Exercise goal —
Among the entries, which lines carry the string "works"? Copy each of them.

[Recorded data]
━━━━━━━━

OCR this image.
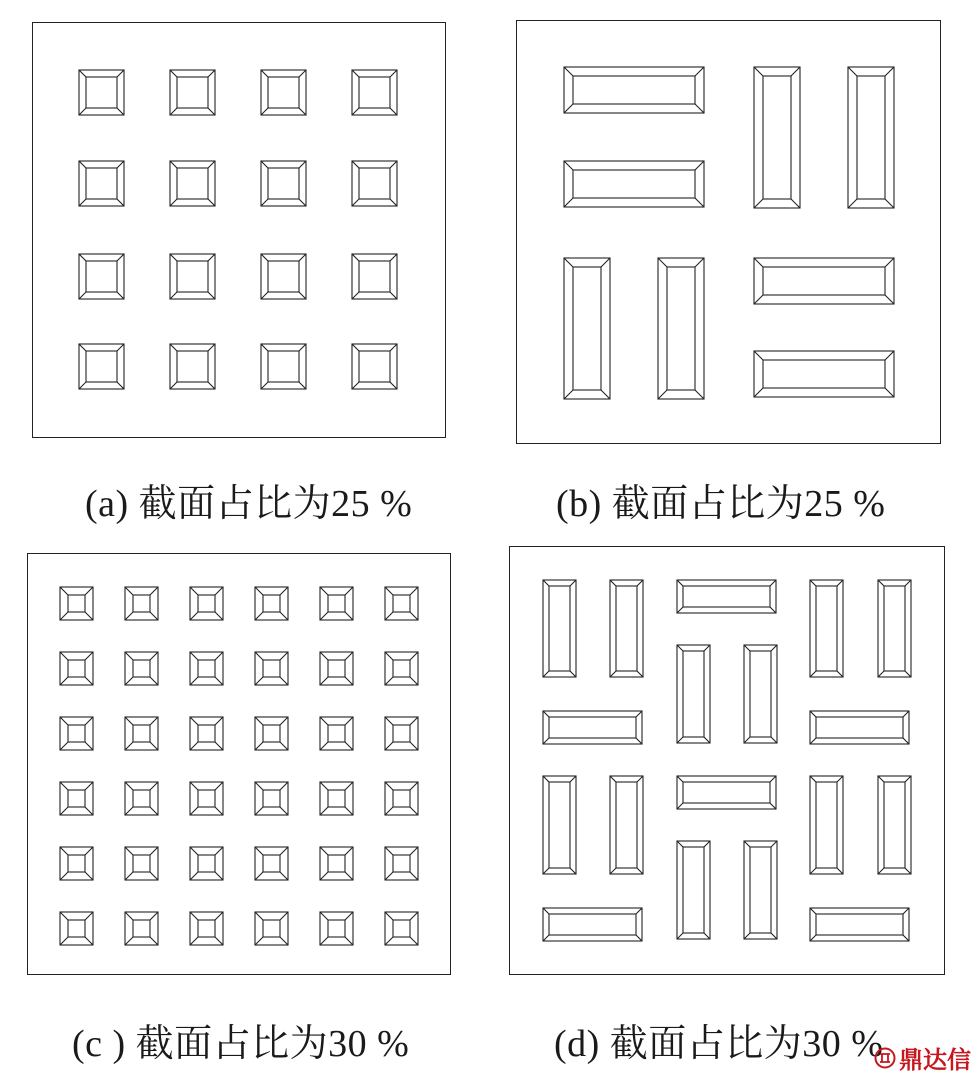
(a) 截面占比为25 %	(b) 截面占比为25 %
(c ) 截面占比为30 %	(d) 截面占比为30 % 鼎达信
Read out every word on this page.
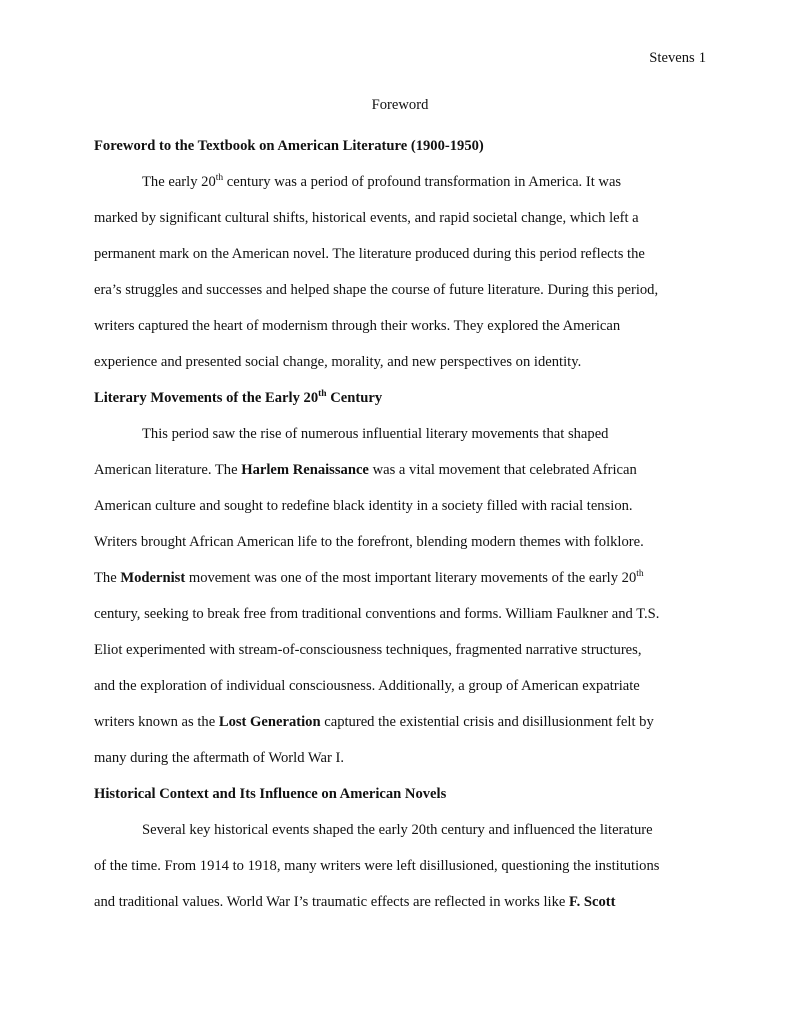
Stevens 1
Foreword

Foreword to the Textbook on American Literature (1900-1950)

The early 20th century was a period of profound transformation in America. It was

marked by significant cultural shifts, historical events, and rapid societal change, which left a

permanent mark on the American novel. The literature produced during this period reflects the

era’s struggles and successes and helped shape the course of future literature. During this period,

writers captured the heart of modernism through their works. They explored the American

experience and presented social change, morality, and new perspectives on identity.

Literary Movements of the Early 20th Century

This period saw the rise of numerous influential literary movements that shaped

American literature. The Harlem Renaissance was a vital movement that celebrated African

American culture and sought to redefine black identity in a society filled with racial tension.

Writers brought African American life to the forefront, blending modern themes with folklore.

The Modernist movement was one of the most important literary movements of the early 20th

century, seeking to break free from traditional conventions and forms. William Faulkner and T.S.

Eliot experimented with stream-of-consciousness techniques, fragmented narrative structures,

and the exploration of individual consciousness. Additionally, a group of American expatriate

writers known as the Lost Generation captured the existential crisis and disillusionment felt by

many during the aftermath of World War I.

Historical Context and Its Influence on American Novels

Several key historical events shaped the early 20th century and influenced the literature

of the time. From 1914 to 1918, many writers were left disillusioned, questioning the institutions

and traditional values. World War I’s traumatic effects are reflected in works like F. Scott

━━━━━━━━

Completed exercise —
writers captured the heart of modernism through their works. They explored the American
and traditional values. World War I’s traumatic effects are reflected in works like F. Scott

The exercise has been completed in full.